• **DESCRIPTION OF THE TASK**:
Transcribe the records below in full; pictures stay out of the copy.

• **ITEMS**:
#####
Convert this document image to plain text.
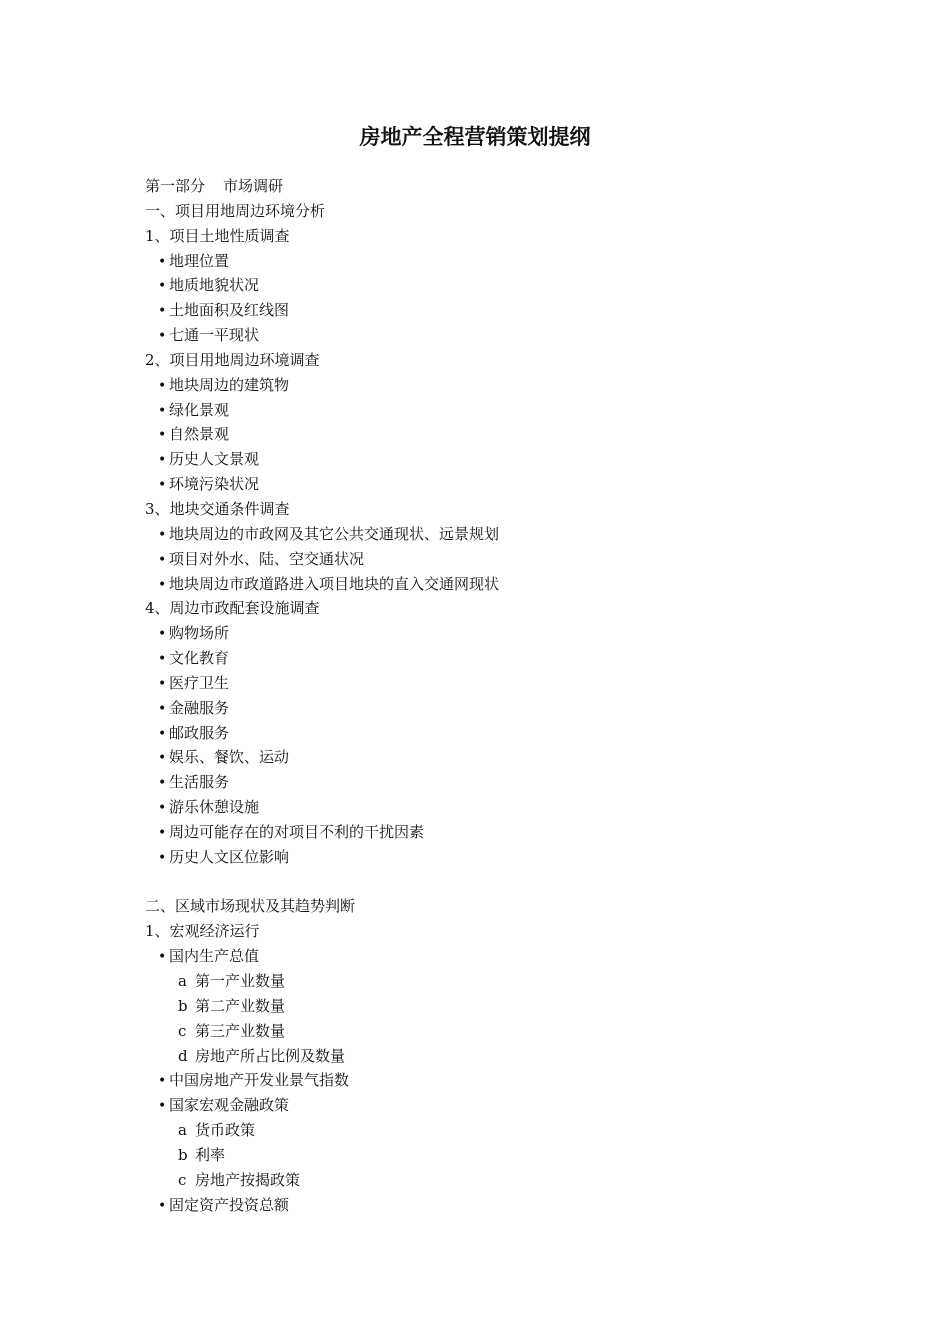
房地产全程营销策划提纲
第一部分 市场调研
一、项目用地周边环境分析
1、项目土地性质调查
• 地理位置
• 地质地貌状况
• 土地面积及红线图
• 七通一平现状
2、项目用地周边环境调查
• 地块周边的建筑物
• 绿化景观
• 自然景观
• 历史人文景观
• 环境污染状况
3、地块交通条件调查
• 地块周边的市政网及其它公共交通现状、远景规划
• 项目对外水、陆、空交通状况
• 地块周边市政道路进入项目地块的直入交通网现状
4、周边市政配套设施调查
• 购物场所
• 文化教育
• 医疗卫生
• 金融服务
• 邮政服务
• 娱乐、餐饮、运动
• 生活服务
• 游乐休憩设施
• 周边可能存在的对项目不利的干扰因素
• 历史人文区位影响
二、区域市场现状及其趋势判断
1、宏观经济运行
• 国内生产总值
a 第一产业数量
b 第二产业数量
c 第三产业数量
d 房地产所占比例及数量
• 中国房地产开发业景气指数
• 国家宏观金融政策
a 货币政策
b 利率
c 房地产按揭政策
• 固定资产投资总额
#####
• **RESPONSE**:
Convert this document image to plain text.
房地产全程营销策划提纲
第一部分 市场调研
一、项目用地周边环境分析
1、项目土地性质调查
• 地理位置
• 地质地貌状况
• 土地面积及红线图
• 七通一平现状
2、项目用地周边环境调查
• 地块周边的建筑物
• 绿化景观
• 自然景观
• 历史人文景观
• 环境污染状况
3、地块交通条件调查
• 地块周边的市政网及其它公共交通现状、远景规划
• 项目对外水、陆、空交通状况
• 地块周边市政道路进入项目地块的直入交通网现状
4、周边市政配套设施调查
• 购物场所
• 文化教育
• 医疗卫生
• 金融服务
• 邮政服务
• 娱乐、餐饮、运动
• 生活服务
• 游乐休憩设施
• 周边可能存在的对项目不利的干扰因素
• 历史人文区位影响
二、区域市场现状及其趋势判断
1、宏观经济运行
• 国内生产总值
a 第一产业数量
b 第二产业数量
c 第三产业数量
d 房地产所占比例及数量
• 中国房地产开发业景气指数
• 国家宏观金融政策
a 货币政策
b 利率
c 房地产按揭政策
• 固定资产投资总额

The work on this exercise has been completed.